_Passage_:
Thanks for getting this thread started, Frederik. I hope the discussion of
"anti-psychologism" (due to start next week, led by Jeff Kasser) will help
to resolve some of the past debates we've had on the biosemiotics list about
the relationship between logic and psychology.

 

One comment I'd like to add to your introduction here: several members of
this list have incorporated the terms icon, index and symbol, used in a more
or less Peircean way, into their biophysical evolutionary and origin-of-life
theories. But they have had little or no use for Peirce's other two sign
trichotomies, and often use that first trichotomy in an exclusive sense, as
if a given sign had to fit into one (and only one) of those types. I think
your book will change all that, showing as it does a dicisign - that is, a
sign complete enough to be true - must involve both iconic and indexical
components, but does not have to be symbolic. But a really basic
introduction to the other basic sign types might be useful at this stage,
for those who aren't familiar with them.

 

Icon/index/symbol is the trichotomy of signs according to their relations to
their objects, and probably needs no introduction here. 

 

The trichotomy according to the mode of being of the sign itself is
qualisign/sinsign/legisign (Peirce experimented with other names for them,
but these are the most widely used). A qualisign is a quality that is a
sign; a sinsign is an existing thing or actual event that functions as a
sign; a legisign is a law (such as a law of nature, a rule or a habit) that
functions as a sign, mostly by governing actual occurrences.

 

The other trichotomy is according to the sign's relation to its
interpretant, and was recognized in traditional logic as
term/proposition/argument - an argument being a sequence of propositions,
and a proposition a combination of terms. But traditional logic was hampered
by its close connection to language and the grammar of languages. It was to
escape this limitation that Peirce generalized those concepts (as you aptly
put it) to create the trichotomy rheme/dicisign/argument. Thus the new term
dicisign was crucial for Peirce's explanation of cognitive semiosis as more
basic than either human thinking or language (and therefore basic to both).

_Provided data_:
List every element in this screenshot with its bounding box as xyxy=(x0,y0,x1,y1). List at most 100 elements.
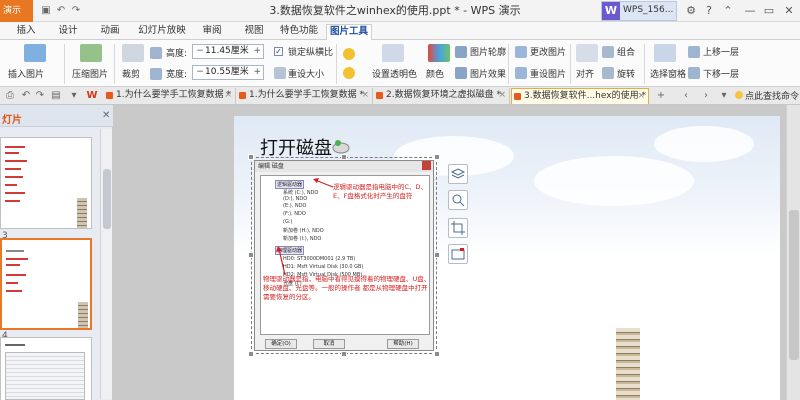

_Things to do_:
[1] From the message on Peirce's sign types, print the passage that begins at the words "One comment I'd" and stops after the words "familiar with them.".
[2] Name the sign types that the message on Peirce's sign types assigns to the trichotomy according to the mode of being of the sign itself.
The material above comes from a separate source.

_Full answers_:
[1]
One comment I'd like to add to your introduction here: several members of
this list have incorporated the terms icon, index and symbol, used in a more
or less Peircean way, into their biophysical evolutionary and origin-of-life
theories. But they have had little or no use for Peirce's other two sign
trichotomies, and often use that first trichotomy in an exclusive sense, as
if a given sign had to fit into one (and only one) of those types. I think
your book will change all that, showing as it does a dicisign - that is, a
sign complete enough to be true - must involve both iconic and indexical
components, but does not have to be symbolic. But a really basic
introduction to the other basic sign types might be useful at this stage,
for those who aren't familiar with them.

[2] Qualisign, sinsign, legisign